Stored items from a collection

▬▬▬▬▬▬

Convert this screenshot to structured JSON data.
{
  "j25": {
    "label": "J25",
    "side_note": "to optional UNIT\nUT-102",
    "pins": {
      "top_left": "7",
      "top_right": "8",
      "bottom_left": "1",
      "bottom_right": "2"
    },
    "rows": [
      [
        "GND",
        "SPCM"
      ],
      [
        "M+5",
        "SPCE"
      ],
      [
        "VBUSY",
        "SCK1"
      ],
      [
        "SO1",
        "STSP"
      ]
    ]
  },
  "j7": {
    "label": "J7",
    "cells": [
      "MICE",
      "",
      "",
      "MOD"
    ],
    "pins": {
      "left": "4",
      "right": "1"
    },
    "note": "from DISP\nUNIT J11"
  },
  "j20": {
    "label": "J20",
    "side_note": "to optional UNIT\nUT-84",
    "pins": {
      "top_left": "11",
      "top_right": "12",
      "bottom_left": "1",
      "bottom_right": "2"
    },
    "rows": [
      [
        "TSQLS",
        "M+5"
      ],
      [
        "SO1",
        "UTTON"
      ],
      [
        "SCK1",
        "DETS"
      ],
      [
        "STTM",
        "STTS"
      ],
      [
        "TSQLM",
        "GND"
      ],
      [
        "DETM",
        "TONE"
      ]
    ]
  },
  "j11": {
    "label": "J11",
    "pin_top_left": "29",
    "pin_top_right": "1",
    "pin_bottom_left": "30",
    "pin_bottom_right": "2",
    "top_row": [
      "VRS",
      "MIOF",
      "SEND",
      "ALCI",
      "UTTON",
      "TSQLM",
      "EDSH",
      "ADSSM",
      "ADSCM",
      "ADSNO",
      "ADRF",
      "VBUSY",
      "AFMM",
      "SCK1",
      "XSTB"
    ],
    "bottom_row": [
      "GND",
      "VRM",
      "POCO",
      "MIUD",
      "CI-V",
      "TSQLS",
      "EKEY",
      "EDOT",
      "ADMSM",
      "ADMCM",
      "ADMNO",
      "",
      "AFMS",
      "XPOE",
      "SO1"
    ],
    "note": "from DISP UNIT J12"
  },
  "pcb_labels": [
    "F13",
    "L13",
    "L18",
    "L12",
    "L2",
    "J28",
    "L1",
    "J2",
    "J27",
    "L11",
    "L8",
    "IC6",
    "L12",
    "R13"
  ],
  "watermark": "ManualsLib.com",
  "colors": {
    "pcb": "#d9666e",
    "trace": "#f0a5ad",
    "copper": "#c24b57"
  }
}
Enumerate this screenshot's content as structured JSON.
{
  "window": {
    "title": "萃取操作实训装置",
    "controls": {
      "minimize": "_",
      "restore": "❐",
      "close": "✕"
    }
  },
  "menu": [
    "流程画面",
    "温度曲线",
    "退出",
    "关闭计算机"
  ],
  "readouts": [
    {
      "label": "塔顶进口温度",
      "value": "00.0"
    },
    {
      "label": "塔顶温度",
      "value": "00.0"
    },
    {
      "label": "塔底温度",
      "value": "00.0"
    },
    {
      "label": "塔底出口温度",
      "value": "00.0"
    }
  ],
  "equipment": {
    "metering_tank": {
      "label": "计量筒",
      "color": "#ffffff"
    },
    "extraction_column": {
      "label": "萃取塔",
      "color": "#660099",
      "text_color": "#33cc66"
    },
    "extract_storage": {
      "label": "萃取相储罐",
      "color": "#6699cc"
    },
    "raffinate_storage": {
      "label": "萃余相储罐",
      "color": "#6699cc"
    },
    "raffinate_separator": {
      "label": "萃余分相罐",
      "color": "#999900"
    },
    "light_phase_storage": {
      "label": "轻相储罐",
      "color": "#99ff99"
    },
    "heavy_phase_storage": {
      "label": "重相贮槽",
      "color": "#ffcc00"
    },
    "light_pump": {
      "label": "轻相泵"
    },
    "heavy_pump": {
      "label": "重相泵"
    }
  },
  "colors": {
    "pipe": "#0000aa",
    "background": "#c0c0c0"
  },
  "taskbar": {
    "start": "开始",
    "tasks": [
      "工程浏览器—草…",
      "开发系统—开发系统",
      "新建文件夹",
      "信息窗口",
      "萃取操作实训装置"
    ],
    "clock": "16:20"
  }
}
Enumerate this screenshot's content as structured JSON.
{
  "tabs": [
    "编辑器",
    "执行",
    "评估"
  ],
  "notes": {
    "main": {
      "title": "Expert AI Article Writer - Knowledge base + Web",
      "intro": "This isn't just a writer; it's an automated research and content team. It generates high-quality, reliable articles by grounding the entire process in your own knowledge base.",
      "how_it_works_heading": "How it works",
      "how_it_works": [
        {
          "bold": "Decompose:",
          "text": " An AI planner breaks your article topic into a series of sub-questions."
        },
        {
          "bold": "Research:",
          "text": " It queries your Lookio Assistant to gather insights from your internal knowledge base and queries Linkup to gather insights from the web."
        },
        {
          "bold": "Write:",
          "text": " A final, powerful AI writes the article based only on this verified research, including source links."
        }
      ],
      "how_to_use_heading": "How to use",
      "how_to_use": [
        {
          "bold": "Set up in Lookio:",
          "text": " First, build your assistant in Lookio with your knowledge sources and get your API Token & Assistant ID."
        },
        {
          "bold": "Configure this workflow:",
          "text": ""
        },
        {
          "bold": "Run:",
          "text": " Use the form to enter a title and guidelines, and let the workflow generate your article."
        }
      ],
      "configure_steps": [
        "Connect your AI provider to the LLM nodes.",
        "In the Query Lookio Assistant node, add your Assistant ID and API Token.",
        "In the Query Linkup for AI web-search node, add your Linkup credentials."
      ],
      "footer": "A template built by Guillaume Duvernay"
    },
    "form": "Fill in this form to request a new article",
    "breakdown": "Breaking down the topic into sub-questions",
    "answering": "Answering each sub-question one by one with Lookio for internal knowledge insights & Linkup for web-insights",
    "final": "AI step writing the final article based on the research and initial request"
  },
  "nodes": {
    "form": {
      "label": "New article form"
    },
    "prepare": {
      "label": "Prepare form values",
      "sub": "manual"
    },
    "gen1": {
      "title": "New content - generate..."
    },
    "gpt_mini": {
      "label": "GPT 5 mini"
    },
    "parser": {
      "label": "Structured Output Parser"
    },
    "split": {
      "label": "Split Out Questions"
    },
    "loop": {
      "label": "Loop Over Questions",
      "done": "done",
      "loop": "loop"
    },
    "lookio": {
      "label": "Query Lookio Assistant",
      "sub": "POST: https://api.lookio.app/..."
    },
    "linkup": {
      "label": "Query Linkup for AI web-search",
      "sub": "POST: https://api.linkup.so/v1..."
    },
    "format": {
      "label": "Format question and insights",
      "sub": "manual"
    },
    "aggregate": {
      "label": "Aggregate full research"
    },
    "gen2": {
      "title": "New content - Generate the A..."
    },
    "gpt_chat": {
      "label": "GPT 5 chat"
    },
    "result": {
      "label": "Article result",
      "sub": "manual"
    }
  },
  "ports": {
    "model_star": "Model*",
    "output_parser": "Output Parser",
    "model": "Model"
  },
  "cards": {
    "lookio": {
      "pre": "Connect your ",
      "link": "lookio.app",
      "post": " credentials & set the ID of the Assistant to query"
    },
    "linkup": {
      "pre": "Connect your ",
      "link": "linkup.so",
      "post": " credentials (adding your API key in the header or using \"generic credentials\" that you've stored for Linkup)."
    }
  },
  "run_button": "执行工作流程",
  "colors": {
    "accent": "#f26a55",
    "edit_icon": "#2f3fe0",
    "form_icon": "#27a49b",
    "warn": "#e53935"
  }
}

▬▬▬▬▬▬

### Your goal
Filter the records above for lines containing the word "optional", and copy those lines.

### Finished task
    "side_note": "to optional UNIT\nUT-102",
    "side_note": "to optional UNIT\nUT-84",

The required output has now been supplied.